What is expected
Every record that follows must be duplicated exactly, with images left out.

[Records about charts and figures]
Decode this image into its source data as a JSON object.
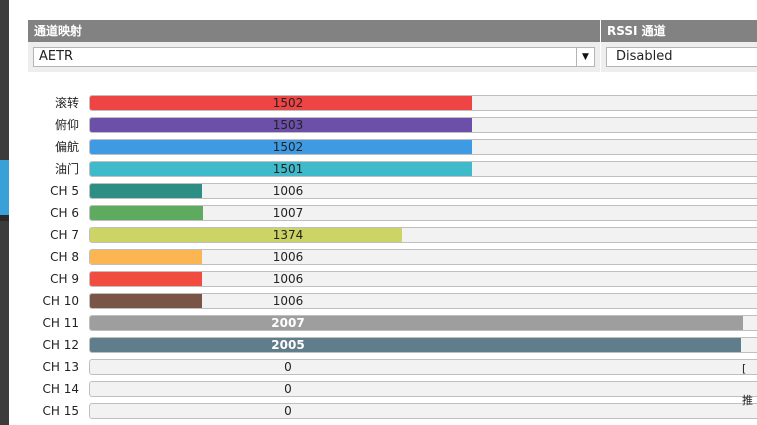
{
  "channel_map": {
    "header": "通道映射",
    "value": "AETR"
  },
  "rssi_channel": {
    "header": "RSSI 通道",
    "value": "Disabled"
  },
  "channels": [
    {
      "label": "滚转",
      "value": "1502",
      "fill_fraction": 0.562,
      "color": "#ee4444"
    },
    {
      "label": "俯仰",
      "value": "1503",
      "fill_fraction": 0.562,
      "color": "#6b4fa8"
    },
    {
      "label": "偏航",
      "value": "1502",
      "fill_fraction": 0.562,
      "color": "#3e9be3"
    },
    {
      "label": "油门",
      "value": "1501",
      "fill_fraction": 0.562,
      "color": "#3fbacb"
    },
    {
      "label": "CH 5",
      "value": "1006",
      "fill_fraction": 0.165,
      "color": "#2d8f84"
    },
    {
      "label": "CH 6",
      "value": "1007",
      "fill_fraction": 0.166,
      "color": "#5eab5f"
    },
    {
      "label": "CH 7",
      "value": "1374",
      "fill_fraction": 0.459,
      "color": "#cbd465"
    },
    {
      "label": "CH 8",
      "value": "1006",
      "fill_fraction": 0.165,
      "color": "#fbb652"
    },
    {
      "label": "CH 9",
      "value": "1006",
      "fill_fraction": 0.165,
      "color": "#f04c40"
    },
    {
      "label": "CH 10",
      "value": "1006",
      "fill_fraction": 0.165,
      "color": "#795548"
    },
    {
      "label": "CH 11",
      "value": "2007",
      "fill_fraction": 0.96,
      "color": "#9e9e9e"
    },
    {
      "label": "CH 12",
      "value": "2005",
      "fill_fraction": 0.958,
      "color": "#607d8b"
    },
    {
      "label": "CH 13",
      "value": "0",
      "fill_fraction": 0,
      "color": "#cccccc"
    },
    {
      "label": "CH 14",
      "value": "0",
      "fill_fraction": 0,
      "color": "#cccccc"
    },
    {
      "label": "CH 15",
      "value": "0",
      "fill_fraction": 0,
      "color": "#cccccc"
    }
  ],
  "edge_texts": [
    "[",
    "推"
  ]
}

Exercise response
Decode this image into its source data as a JSON object.
{
  "channel_map": {
    "header": "通道映射",
    "value": "AETR"
  },
  "rssi_channel": {
    "header": "RSSI 通道",
    "value": "Disabled"
  },
  "channels": [
    {
      "label": "滚转",
      "value": "1502",
      "fill_fraction": 0.562,
      "color": "#ee4444"
    },
    {
      "label": "俯仰",
      "value": "1503",
      "fill_fraction": 0.562,
      "color": "#6b4fa8"
    },
    {
      "label": "偏航",
      "value": "1502",
      "fill_fraction": 0.562,
      "color": "#3e9be3"
    },
    {
      "label": "油门",
      "value": "1501",
      "fill_fraction": 0.562,
      "color": "#3fbacb"
    },
    {
      "label": "CH 5",
      "value": "1006",
      "fill_fraction": 0.165,
      "color": "#2d8f84"
    },
    {
      "label": "CH 6",
      "value": "1007",
      "fill_fraction": 0.166,
      "color": "#5eab5f"
    },
    {
      "label": "CH 7",
      "value": "1374",
      "fill_fraction": 0.459,
      "color": "#cbd465"
    },
    {
      "label": "CH 8",
      "value": "1006",
      "fill_fraction": 0.165,
      "color": "#fbb652"
    },
    {
      "label": "CH 9",
      "value": "1006",
      "fill_fraction": 0.165,
      "color": "#f04c40"
    },
    {
      "label": "CH 10",
      "value": "1006",
      "fill_fraction": 0.165,
      "color": "#795548"
    },
    {
      "label": "CH 11",
      "value": "2007",
      "fill_fraction": 0.96,
      "color": "#9e9e9e"
    },
    {
      "label": "CH 12",
      "value": "2005",
      "fill_fraction": 0.958,
      "color": "#607d8b"
    },
    {
      "label": "CH 13",
      "value": "0",
      "fill_fraction": 0,
      "color": "#cccccc"
    },
    {
      "label": "CH 14",
      "value": "0",
      "fill_fraction": 0,
      "color": "#cccccc"
    },
    {
      "label": "CH 15",
      "value": "0",
      "fill_fraction": 0,
      "color": "#cccccc"
    }
  ],
  "edge_texts": [
    "[",
    "推"
  ]
}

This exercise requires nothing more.